= SHORT TASK =
Your task is to repeat the entries word for word while leaving out the pictures.

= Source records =
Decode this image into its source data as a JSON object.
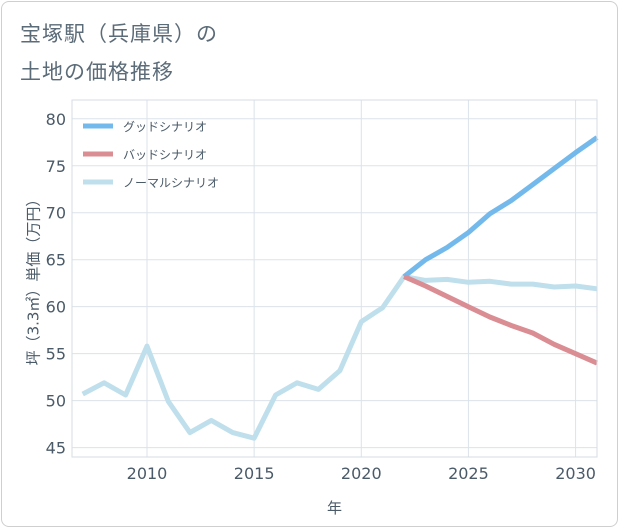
{
  "page": {
    "title_line1": "宝塚駅（兵庫県）の",
    "title_line2": "土地の価格推移"
  },
  "chart_data": {
    "type": "line",
    "xlabel": "年",
    "ylabel": "坪（3.3㎡）単価（万円）",
    "xlim": [
      2006.5,
      2031
    ],
    "ylim": [
      44,
      82
    ],
    "xticks": [
      2010,
      2015,
      2020,
      2025,
      2030
    ],
    "yticks": [
      45,
      50,
      55,
      60,
      65,
      70,
      75,
      80
    ],
    "legend_position": "top-left",
    "series": [
      {
        "name": "グッドシナリオ",
        "color": "#74b9ec",
        "x": [
          2022,
          2023,
          2024,
          2025,
          2026,
          2027,
          2028,
          2029,
          2030,
          2031
        ],
        "values": [
          63.2,
          65.0,
          66.3,
          67.9,
          69.9,
          71.3,
          73.0,
          74.7,
          76.4,
          78.0
        ]
      },
      {
        "name": "バッドシナリオ",
        "color": "#da8d93",
        "x": [
          2022,
          2023,
          2024,
          2025,
          2026,
          2027,
          2028,
          2029,
          2030,
          2031
        ],
        "values": [
          63.2,
          62.2,
          61.1,
          60.0,
          58.9,
          58.0,
          57.2,
          56.0,
          55.0,
          54.0
        ]
      },
      {
        "name": "ノーマルシナリオ",
        "color": "#bfdfec",
        "x": [
          2007,
          2008,
          2009,
          2010,
          2011,
          2012,
          2013,
          2014,
          2015,
          2016,
          2017,
          2018,
          2019,
          2020,
          2021,
          2022,
          2023,
          2024,
          2025,
          2026,
          2027,
          2028,
          2029,
          2030,
          2031
        ],
        "values": [
          50.7,
          51.9,
          50.6,
          55.8,
          49.9,
          46.6,
          47.9,
          46.6,
          46.0,
          50.6,
          51.9,
          51.2,
          53.2,
          58.4,
          59.9,
          63.2,
          62.8,
          62.9,
          62.6,
          62.7,
          62.4,
          62.4,
          62.1,
          62.2,
          61.9
        ]
      }
    ]
  }
}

= ANSWER IN FULL =
Decode this image into its source data as a JSON object.
{
  "page": {
    "title_line1": "宝塚駅（兵庫県）の",
    "title_line2": "土地の価格推移"
  },
  "chart_data": {
    "type": "line",
    "xlabel": "年",
    "ylabel": "坪（3.3㎡）単価（万円）",
    "xlim": [
      2006.5,
      2031
    ],
    "ylim": [
      44,
      82
    ],
    "xticks": [
      2010,
      2015,
      2020,
      2025,
      2030
    ],
    "yticks": [
      45,
      50,
      55,
      60,
      65,
      70,
      75,
      80
    ],
    "legend_position": "top-left",
    "series": [
      {
        "name": "グッドシナリオ",
        "color": "#74b9ec",
        "x": [
          2022,
          2023,
          2024,
          2025,
          2026,
          2027,
          2028,
          2029,
          2030,
          2031
        ],
        "values": [
          63.2,
          65.0,
          66.3,
          67.9,
          69.9,
          71.3,
          73.0,
          74.7,
          76.4,
          78.0
        ]
      },
      {
        "name": "バッドシナリオ",
        "color": "#da8d93",
        "x": [
          2022,
          2023,
          2024,
          2025,
          2026,
          2027,
          2028,
          2029,
          2030,
          2031
        ],
        "values": [
          63.2,
          62.2,
          61.1,
          60.0,
          58.9,
          58.0,
          57.2,
          56.0,
          55.0,
          54.0
        ]
      },
      {
        "name": "ノーマルシナリオ",
        "color": "#bfdfec",
        "x": [
          2007,
          2008,
          2009,
          2010,
          2011,
          2012,
          2013,
          2014,
          2015,
          2016,
          2017,
          2018,
          2019,
          2020,
          2021,
          2022,
          2023,
          2024,
          2025,
          2026,
          2027,
          2028,
          2029,
          2030,
          2031
        ],
        "values": [
          50.7,
          51.9,
          50.6,
          55.8,
          49.9,
          46.6,
          47.9,
          46.6,
          46.0,
          50.6,
          51.9,
          51.2,
          53.2,
          58.4,
          59.9,
          63.2,
          62.8,
          62.9,
          62.6,
          62.7,
          62.4,
          62.4,
          62.1,
          62.2,
          61.9
        ]
      }
    ]
  }
}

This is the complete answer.